[Provided material — start]

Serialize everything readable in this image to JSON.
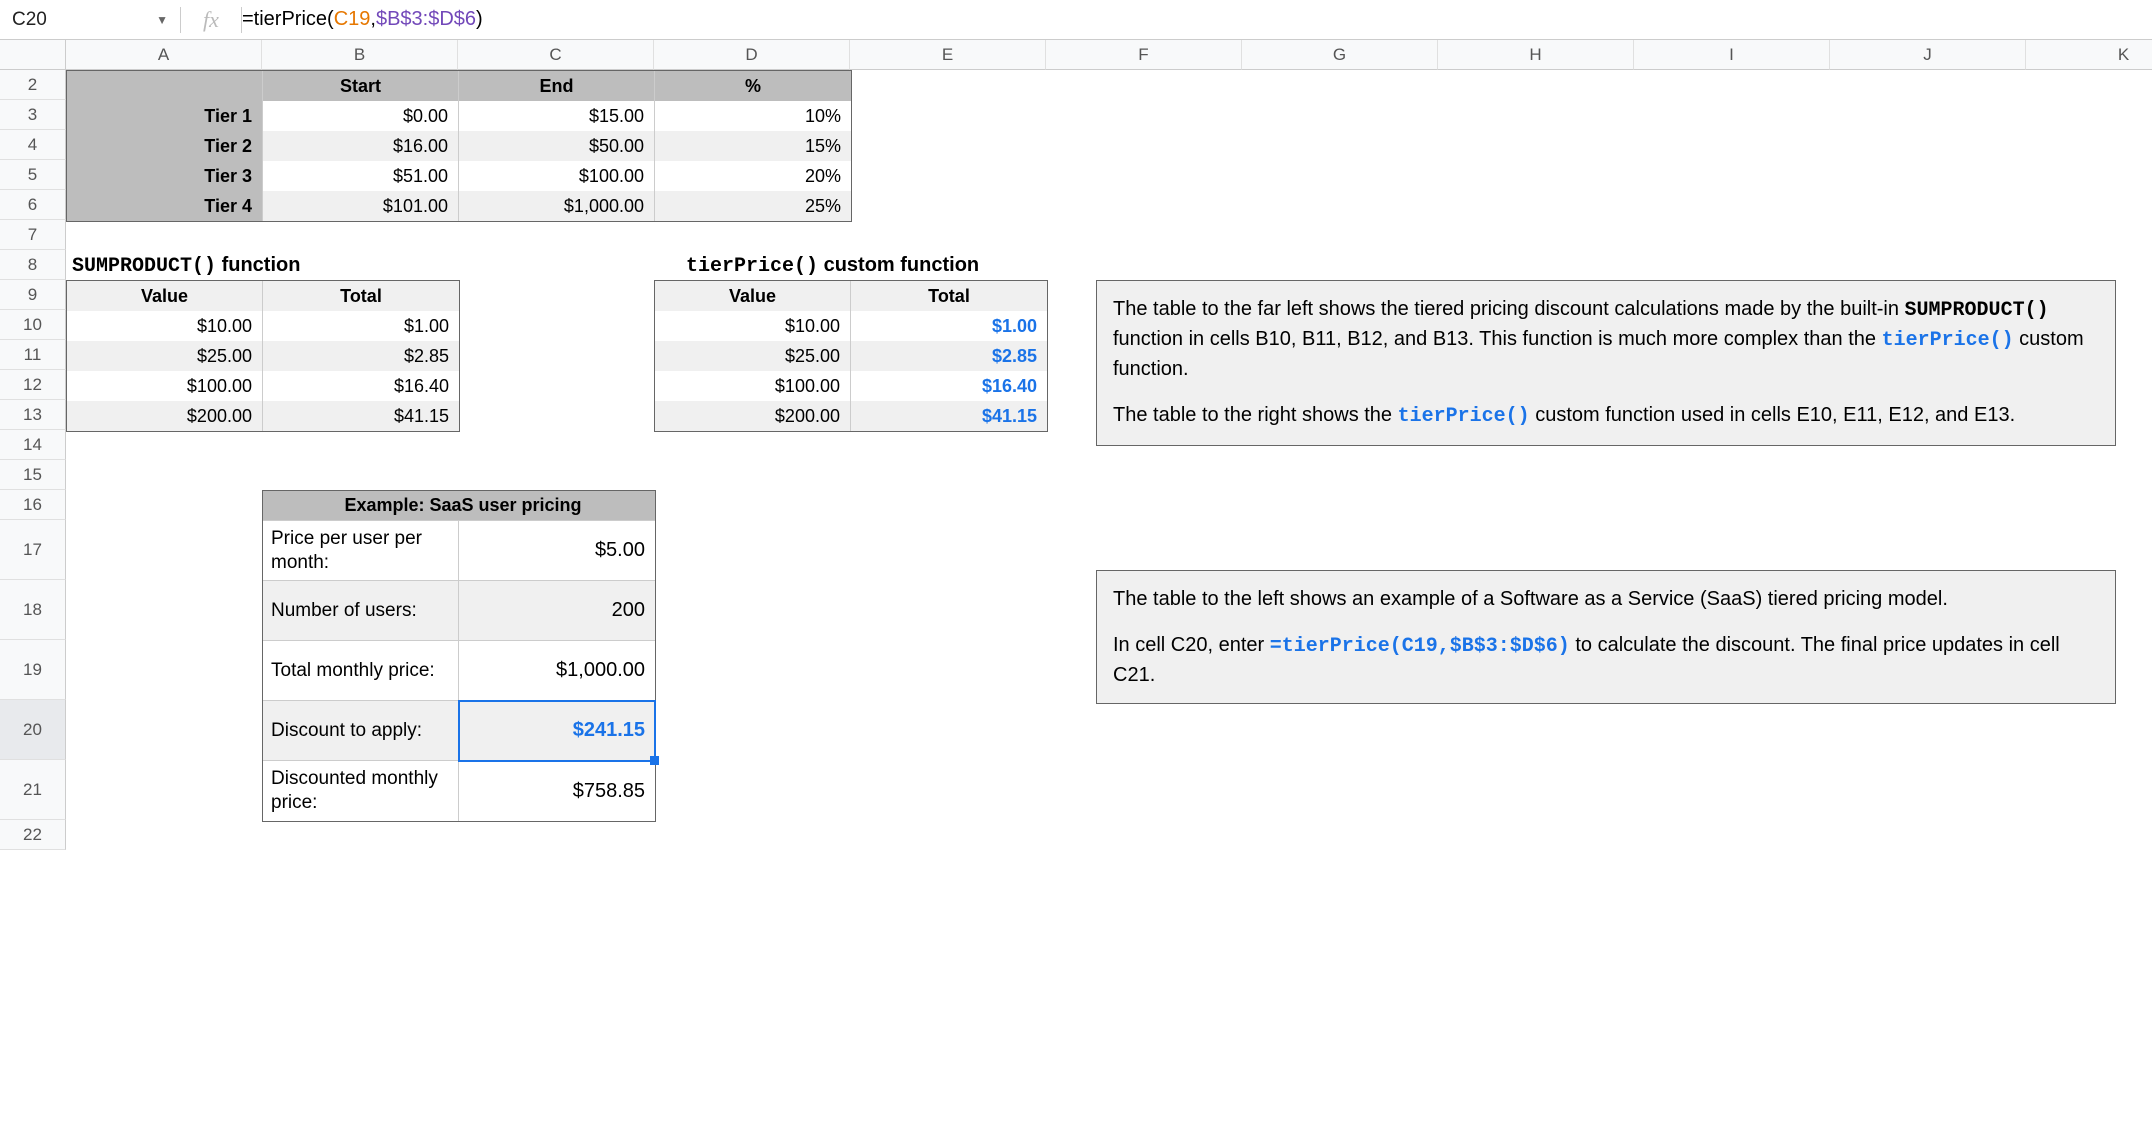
{
  "nameBox": "C20",
  "formula": {
    "prefix": "=tierPrice(",
    "arg1": "C19",
    "comma": ",",
    "arg2": "$B$3:$D$6",
    "suffix": ")"
  },
  "columns": [
    "A",
    "B",
    "C",
    "D",
    "E",
    "F",
    "G",
    "H",
    "I",
    "J",
    "K"
  ],
  "rowNumbers": [
    "2",
    "3",
    "4",
    "5",
    "6",
    "7",
    "8",
    "9",
    "10",
    "11",
    "12",
    "13",
    "14",
    "15",
    "16",
    "17",
    "18",
    "19",
    "20",
    "21",
    "22"
  ],
  "tierTable": {
    "headers": [
      "",
      "Start",
      "End",
      "%"
    ],
    "rows": [
      {
        "label": "Tier 1",
        "start": "$0.00",
        "end": "$15.00",
        "pct": "10%"
      },
      {
        "label": "Tier 2",
        "start": "$16.00",
        "end": "$50.00",
        "pct": "15%"
      },
      {
        "label": "Tier 3",
        "start": "$51.00",
        "end": "$100.00",
        "pct": "20%"
      },
      {
        "label": "Tier 4",
        "start": "$101.00",
        "end": "$1,000.00",
        "pct": "25%"
      }
    ]
  },
  "headings": {
    "sumproduct_mono": "SUMPRODUCT()",
    "sumproduct_rest": " function",
    "tierprice_mono": "tierPrice()",
    "tierprice_rest": " custom function"
  },
  "valTables": {
    "headers": [
      "Value",
      "Total"
    ],
    "sum": [
      {
        "v": "$10.00",
        "t": "$1.00"
      },
      {
        "v": "$25.00",
        "t": "$2.85"
      },
      {
        "v": "$100.00",
        "t": "$16.40"
      },
      {
        "v": "$200.00",
        "t": "$41.15"
      }
    ],
    "tier": [
      {
        "v": "$10.00",
        "t": "$1.00"
      },
      {
        "v": "$25.00",
        "t": "$2.85"
      },
      {
        "v": "$100.00",
        "t": "$16.40"
      },
      {
        "v": "$200.00",
        "t": "$41.15"
      }
    ]
  },
  "saas": {
    "title": "Example: SaaS user pricing",
    "rows": [
      {
        "label": "Price per user per month:",
        "val": "$5.00"
      },
      {
        "label": "Number of users:",
        "val": "200"
      },
      {
        "label": "Total monthly price:",
        "val": "$1,000.00"
      },
      {
        "label": "Discount to apply:",
        "val": "$241.15"
      },
      {
        "label": "Discounted monthly price:",
        "val": "$758.85"
      }
    ]
  },
  "info1": {
    "p1a": "The table to the far left shows the tiered pricing discount calculations made by the built-in ",
    "p1b": "SUMPRODUCT()",
    "p1c": " function in cells B10, B11, B12, and B13. This function is much more complex than the ",
    "p1d": "tierPrice()",
    "p1e": " custom function.",
    "p2a": "The table to the right shows the ",
    "p2b": "tierPrice()",
    "p2c": " custom function used in cells E10, E11, E12, and E13."
  },
  "info2": {
    "p1": "The table to the left shows an example of a Software as a Service (SaaS) tiered pricing model.",
    "p2a": "In cell C20, enter ",
    "p2b": "=tierPrice(C19,$B$3:$D$6)",
    "p2c": " to calculate the discount. The final price updates in cell C21."
  }
}
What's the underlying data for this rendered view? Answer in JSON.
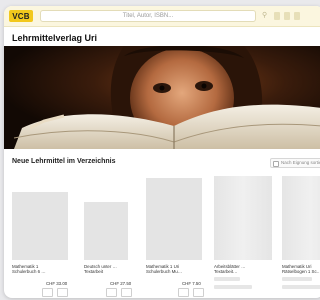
{
  "header": {
    "logo_text": "VCB",
    "search_text": "Titel, Autor, ISBN...",
    "accent_color": "#f2c81d",
    "bar_color": "#fbf6df"
  },
  "page": {
    "title": "Lehrmittelverlag Uri",
    "hero_image": "Kind liest ein aufgeschlagenes Buch"
  },
  "section": {
    "title": "Neue Lehrmittel im Verzeichnis",
    "sort_label": "Nach Eignung sortieren"
  },
  "books": [
    {
      "title": "Mathematik 1\nSchulerbuch 6 …",
      "price": "CHF 33.00",
      "loaded": true
    },
    {
      "title": "Deutsch unter …\nTextarbeit",
      "price": "CHF 27.50",
      "loaded": true
    },
    {
      "title": "Mathematik 1 Uri\nSchulerbuch Mu…",
      "price": "CHF 7.50",
      "loaded": true
    },
    {
      "title": "Arbeitsblätter …\nTextarbeit…",
      "price": "",
      "loaded": false
    },
    {
      "title": "Mathematik Uri\nRätselbogen 1 Sc…",
      "price": "",
      "loaded": false
    }
  ]
}
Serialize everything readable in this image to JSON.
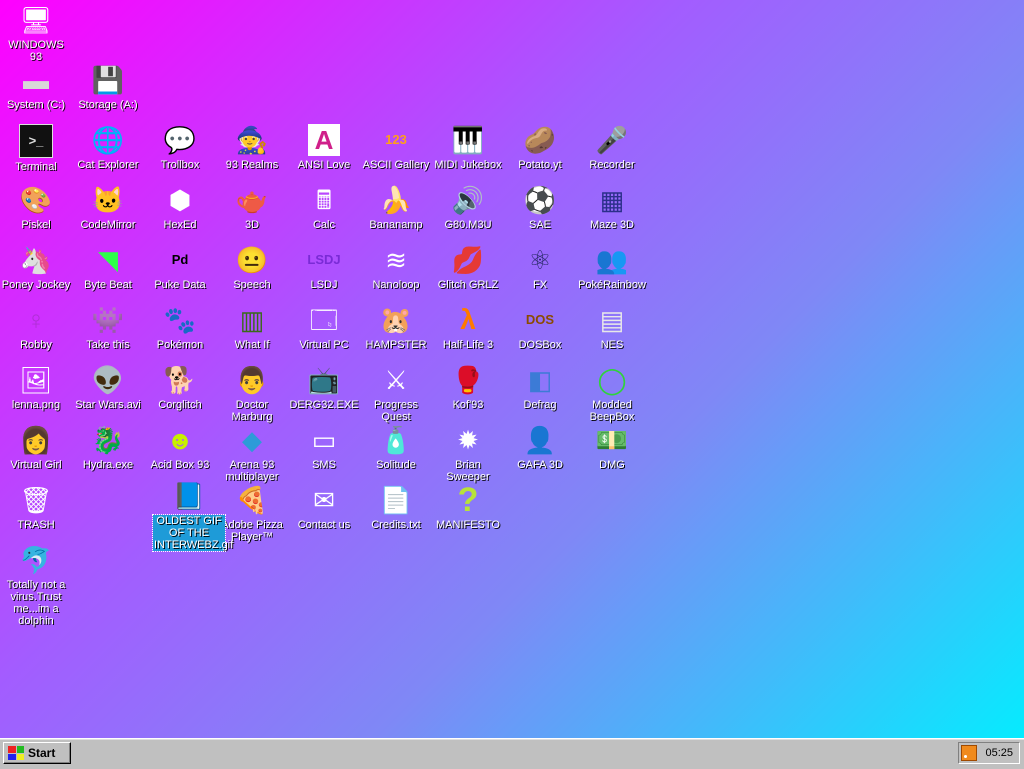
{
  "desktop_icons": [
    {
      "label": "WINDOWS 93",
      "icon": "computer-icon",
      "name": "icon-windows-93"
    },
    {
      "label": "System (C:)",
      "icon": "drive-icon",
      "name": "icon-system-c"
    },
    {
      "label": "Storage (A:)",
      "icon": "floppy-drive-icon",
      "name": "icon-storage-a"
    },
    {
      "label": "Terminal",
      "icon": "terminal-icon",
      "name": "icon-terminal"
    },
    {
      "label": "Cat Explorer",
      "icon": "cat-globe-icon",
      "name": "icon-cat-explorer"
    },
    {
      "label": "Trollbox",
      "icon": "chat-smiley-icon",
      "name": "icon-trollbox"
    },
    {
      "label": "93 Realms",
      "icon": "mage-icon",
      "name": "icon-93-realms"
    },
    {
      "label": "ANSI Love",
      "icon": "letter-a-icon",
      "name": "icon-ansi-love"
    },
    {
      "label": "ASCII Gallery",
      "icon": "digits-123-icon",
      "name": "icon-ascii-gallery"
    },
    {
      "label": "MIDI Jukebox",
      "icon": "piano-keys-icon",
      "name": "icon-midi-jukebox"
    },
    {
      "label": "Potato.yt",
      "icon": "potato-icon",
      "name": "icon-potato-yt"
    },
    {
      "label": "Recorder",
      "icon": "microphone-icon",
      "name": "icon-recorder"
    },
    {
      "label": "Piskel",
      "icon": "palette-icon",
      "name": "icon-piskel"
    },
    {
      "label": "CodeMirror",
      "icon": "cat-code-icon",
      "name": "icon-codemirror"
    },
    {
      "label": "HexEd",
      "icon": "cube-icon",
      "name": "icon-hexed"
    },
    {
      "label": "3D",
      "icon": "teapot-icon",
      "name": "icon-3d"
    },
    {
      "label": "Calc",
      "icon": "calculator-icon",
      "name": "icon-calc"
    },
    {
      "label": "Bananamp",
      "icon": "banana-icon",
      "name": "icon-bananamp"
    },
    {
      "label": "G80.M3U",
      "icon": "speaker-file-icon",
      "name": "icon-g80-m3u"
    },
    {
      "label": "SAE",
      "icon": "checkered-ball-icon",
      "name": "icon-sae"
    },
    {
      "label": "Maze 3D",
      "icon": "maze-icon",
      "name": "icon-maze-3d"
    },
    {
      "label": "Poney Jockey",
      "icon": "pony-icon",
      "name": "icon-poney-jockey"
    },
    {
      "label": "Byte Beat",
      "icon": "wave-icon",
      "name": "icon-byte-beat"
    },
    {
      "label": "Puke Data",
      "icon": "pd-icon",
      "name": "icon-puke-data"
    },
    {
      "label": "Speech",
      "icon": "face-icon",
      "name": "icon-speech"
    },
    {
      "label": "LSDJ",
      "icon": "gameboy-icon",
      "name": "icon-lsdj"
    },
    {
      "label": "Nanoloop",
      "icon": "waveform-icon",
      "name": "icon-nanoloop"
    },
    {
      "label": "Glitch GRLZ",
      "icon": "lips-icon",
      "name": "icon-glitch-grlz"
    },
    {
      "label": "FX",
      "icon": "atom-icon",
      "name": "icon-fx"
    },
    {
      "label": "PokéRainbow",
      "icon": "trainers-icon",
      "name": "icon-pokerainbow"
    },
    {
      "label": "Robby",
      "icon": "stick-figure-icon",
      "name": "icon-robby"
    },
    {
      "label": "Take this",
      "icon": "pixel-character-icon",
      "name": "icon-take-this"
    },
    {
      "label": "Pokémon",
      "icon": "monster-icon",
      "name": "icon-pokemon"
    },
    {
      "label": "What If",
      "icon": "barcode-icon",
      "name": "icon-what-if"
    },
    {
      "label": "Virtual PC",
      "icon": "window-icon",
      "name": "icon-virtual-pc"
    },
    {
      "label": "HAMPSTER",
      "icon": "hamster-icon",
      "name": "icon-hampster"
    },
    {
      "label": "Half-Life 3",
      "icon": "lambda-icon",
      "name": "icon-half-life-3"
    },
    {
      "label": "DOSBox",
      "icon": "dosbox-icon",
      "name": "icon-dosbox"
    },
    {
      "label": "NES",
      "icon": "console-icon",
      "name": "icon-nes"
    },
    {
      "label": "lenna.png",
      "icon": "image-file-icon",
      "name": "icon-lenna-png"
    },
    {
      "label": "Star Wars.avi",
      "icon": "yoda-icon",
      "name": "icon-star-wars-avi"
    },
    {
      "label": "Corglitch",
      "icon": "corgi-icon",
      "name": "icon-corglitch"
    },
    {
      "label": "Doctor Marburg",
      "icon": "doctor-icon",
      "name": "icon-doctor-marburg"
    },
    {
      "label": "DERG32.EXE",
      "icon": "monitor-face-icon",
      "name": "icon-derg32-exe"
    },
    {
      "label": "Progress Quest",
      "icon": "crossed-swords-icon",
      "name": "icon-progress-quest"
    },
    {
      "label": "Kof'93",
      "icon": "fighter-icon",
      "name": "icon-kof93"
    },
    {
      "label": "Defrag",
      "icon": "defrag-icon",
      "name": "icon-defrag"
    },
    {
      "label": "Modded BeepBox",
      "icon": "green-ring-icon",
      "name": "icon-modded-beepbox"
    },
    {
      "label": "Virtual Girl",
      "icon": "girl-icon",
      "name": "icon-virtual-girl"
    },
    {
      "label": "Hydra.exe",
      "icon": "dragon-icon",
      "name": "icon-hydra-exe"
    },
    {
      "label": "Acid Box 93",
      "icon": "acid-smiley-icon",
      "name": "icon-acid-box-93"
    },
    {
      "label": "Arena 93 multiplayer",
      "icon": "colored-cube-icon",
      "name": "icon-arena-93"
    },
    {
      "label": "SMS",
      "icon": "sms-console-icon",
      "name": "icon-sms"
    },
    {
      "label": "Solitude",
      "icon": "bottle-icon",
      "name": "icon-solitude"
    },
    {
      "label": "Brian Sweeper",
      "icon": "mine-icon",
      "name": "icon-brian-sweeper"
    },
    {
      "label": "GAFA 3D",
      "icon": "doomguy-icon",
      "name": "icon-gafa-3d"
    },
    {
      "label": "DMG",
      "icon": "cash-icon",
      "name": "icon-dmg"
    },
    {
      "label": "TRASH",
      "icon": "recycle-bin-icon",
      "name": "icon-trash"
    },
    {
      "label": "Adobe Pizza Player™",
      "icon": "pizza-icon",
      "name": "icon-adobe-pizza-player"
    },
    {
      "label": "Contact us",
      "icon": "mail-edit-icon",
      "name": "icon-contact-us"
    },
    {
      "label": "Credits.txt",
      "icon": "text-file-icon",
      "name": "icon-credits-txt"
    },
    {
      "label": "MANIFESTO",
      "icon": "question-mark-icon",
      "name": "icon-manifesto"
    },
    {
      "label": "OLDEST GIF OF THE INTERWEBZ.gif",
      "icon": "book-file-icon",
      "name": "icon-oldest-gif",
      "selected": true
    },
    {
      "label": "Totally not a virus.Trust me...im a dolphin",
      "icon": "dolphin-icon",
      "name": "icon-dolphin"
    }
  ],
  "taskbar": {
    "start_label": "Start",
    "clock": "05:25"
  }
}
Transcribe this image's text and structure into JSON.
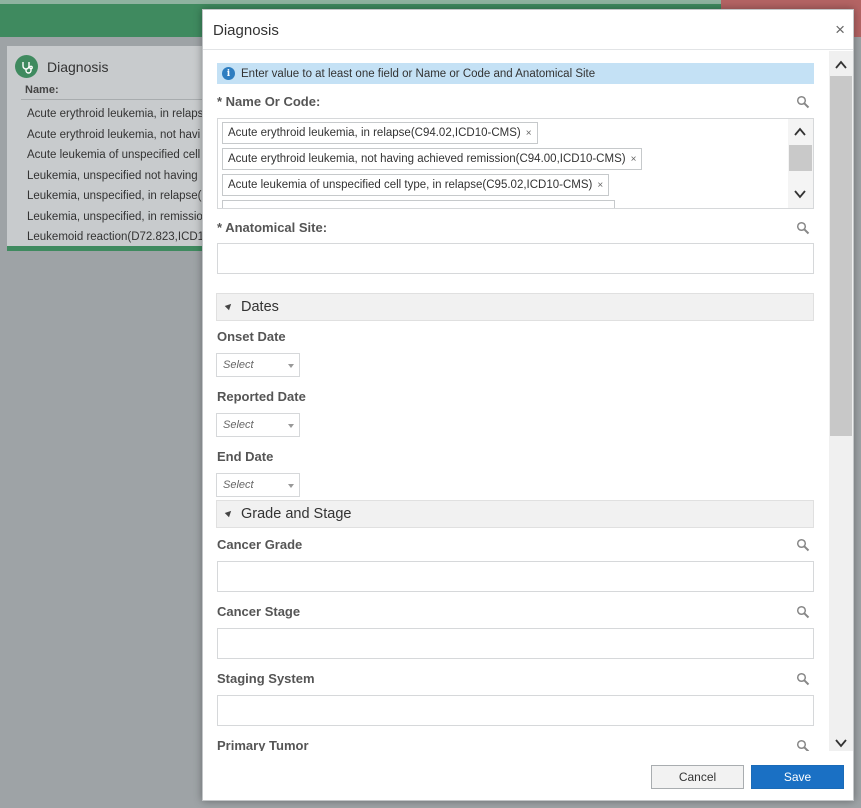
{
  "background": {
    "card": {
      "title": "Diagnosis",
      "name_label": "Name:",
      "items": [
        "Acute erythroid leukemia, in relapse",
        "Acute erythroid leukemia, not havi",
        "Acute leukemia of unspecified cell",
        "Leukemia, unspecified not having",
        "Leukemia, unspecified, in relapse(I",
        "Leukemia, unspecified, in remissio",
        "Leukemoid reaction(D72.823,ICD1"
      ]
    }
  },
  "dialog": {
    "title": "Diagnosis",
    "close_glyph": "×",
    "info_icon_glyph": "i",
    "info_text": "Enter value to at least one field or Name or Code and Anatomical Site",
    "name_or_code": {
      "label": "* Name Or Code:",
      "tags": [
        "Acute erythroid leukemia, in relapse(C94.02,ICD10-CMS)",
        "Acute erythroid leukemia, not having achieved remission(C94.00,ICD10-CMS)",
        "Acute leukemia of unspecified cell type, in relapse(C95.02,ICD10-CMS)"
      ],
      "tag_remove_glyph": "×"
    },
    "anatomical_site": {
      "label": "* Anatomical Site:",
      "value": ""
    },
    "dates_section": {
      "title": "Dates",
      "onset_label": "Onset Date",
      "onset_value": "Select",
      "reported_label": "Reported Date",
      "reported_value": "Select",
      "end_label": "End Date",
      "end_value": "Select"
    },
    "grade_section": {
      "title": "Grade and Stage",
      "cancer_grade_label": "Cancer Grade",
      "cancer_stage_label": "Cancer Stage",
      "staging_system_label": "Staging System",
      "primary_tumor_label": "Primary Tumor"
    },
    "footer": {
      "cancel_label": "Cancel",
      "save_label": "Save"
    }
  },
  "colors": {
    "accent_green": "#3f8a5f",
    "primary_blue": "#1a70c4",
    "info_bg": "#c4e1f5"
  },
  "icons": [
    "stethoscope-icon",
    "info-icon",
    "search-icon",
    "close-icon",
    "chevron-up-icon",
    "chevron-down-icon",
    "triangle-expanded-icon",
    "caret-down-icon"
  ]
}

[Provided material — finish]

#### [Directions]
Return every line of the data above in which "pricing" appears.

#### [Answer box]
    "title": "Example: SaaS user pricing",
    "p1a": "The table to the far left shows the tiered pricing discount calculations made by the built-in ",
    "p1": "The table to the left shows an example of a Software as a Service (SaaS) tiered pricing model.",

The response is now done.